**Sobre la tarea**
Copia, por favor, el pasaje del fragmento sobre el Gamergate que empieza en "Con la explosión, tras" y termina en "frontal y agresivo.".

**Fragmento**
>>>>>

Con la explosión, tras el acoso a Quinn, de lo que ya se conocía como Gamergate (un término que, por cierto, los gamergaters llevan con orgullo, sin percatarse de que su sentido lingüístico en inglés es quizás el opuesto al que pretenden), la última entrega de los vídeos, en el que Sarkeesian hablaba de la mujer como un cebo para motivar al jugador masculino, se topó con un rechazo frontal y agresivo.

Las amenazas (que Sarkeesian había recibido en abundancia por las anteriores entregas de la serie) se hicieron, como en el caso de Quinn, más aterradoras y concretas que nunca, obligándola también a mudarse y denunciar a sus acosadores. No es el último caso: la desarrolladora Brianna Wu vio publicada la dirección de su domicilio en Internet. La culminación de toda esta violencia llegó con la noticia que escaló hasta la portada del The New York Times hace una semana: Anita Sarkeesian se veía obligada a cancelar una charla en la Univeridad de Utah cuando un email anónimo amenazó a la organización con desencadenar un tiroteo si el evento tenía lugar.

Estos son los hechos. Detrás de ellos, un movimiento que tiene dos tareas importantes ante sí. Primero, y con urgencia, convencer a la opinión pública y a la prensa de que las amenazas, por numerosas que sean, son obra de unos pocos acosadores que aprovechan el movimiento Gamergate para amenazar a mujeres de éxito en la industria.

<<<<<

**Material proporcionado**
>>>>>

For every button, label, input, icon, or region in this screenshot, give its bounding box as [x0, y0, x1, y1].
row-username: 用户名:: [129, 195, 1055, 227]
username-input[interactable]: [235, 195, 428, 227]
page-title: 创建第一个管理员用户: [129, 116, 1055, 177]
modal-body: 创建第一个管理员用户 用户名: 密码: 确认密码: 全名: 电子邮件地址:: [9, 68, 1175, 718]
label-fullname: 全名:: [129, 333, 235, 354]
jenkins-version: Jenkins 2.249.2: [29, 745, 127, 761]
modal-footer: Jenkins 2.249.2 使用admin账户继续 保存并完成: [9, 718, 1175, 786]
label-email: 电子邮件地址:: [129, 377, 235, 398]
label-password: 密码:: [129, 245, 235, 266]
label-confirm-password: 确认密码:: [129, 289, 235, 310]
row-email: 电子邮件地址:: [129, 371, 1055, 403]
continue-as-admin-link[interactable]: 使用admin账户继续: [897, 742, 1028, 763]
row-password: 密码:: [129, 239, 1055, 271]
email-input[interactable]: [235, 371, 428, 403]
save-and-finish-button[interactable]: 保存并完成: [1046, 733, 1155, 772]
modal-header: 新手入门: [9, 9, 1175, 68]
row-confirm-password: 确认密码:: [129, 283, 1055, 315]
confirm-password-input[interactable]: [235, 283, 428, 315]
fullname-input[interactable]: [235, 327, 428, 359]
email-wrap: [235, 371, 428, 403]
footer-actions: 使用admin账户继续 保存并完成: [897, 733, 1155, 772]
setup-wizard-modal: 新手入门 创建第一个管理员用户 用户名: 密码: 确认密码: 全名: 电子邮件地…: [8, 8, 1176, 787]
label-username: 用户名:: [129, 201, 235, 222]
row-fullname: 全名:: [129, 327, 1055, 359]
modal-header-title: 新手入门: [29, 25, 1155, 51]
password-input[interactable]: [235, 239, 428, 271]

<<<<<

**Solución propuesta**
Con la explosión, tras el acoso a Quinn, de lo que ya se conocía como Gamergate (un término que, por cierto, los gamergaters llevan con orgullo, sin percatarse de que su sentido lingüístico en inglés es quizás el opuesto al que pretenden), la última entrega de los vídeos, en el que Sarkeesian hablaba de la mujer como un cebo para motivar al jugador masculino, se topó con un rechazo frontal y agresivo.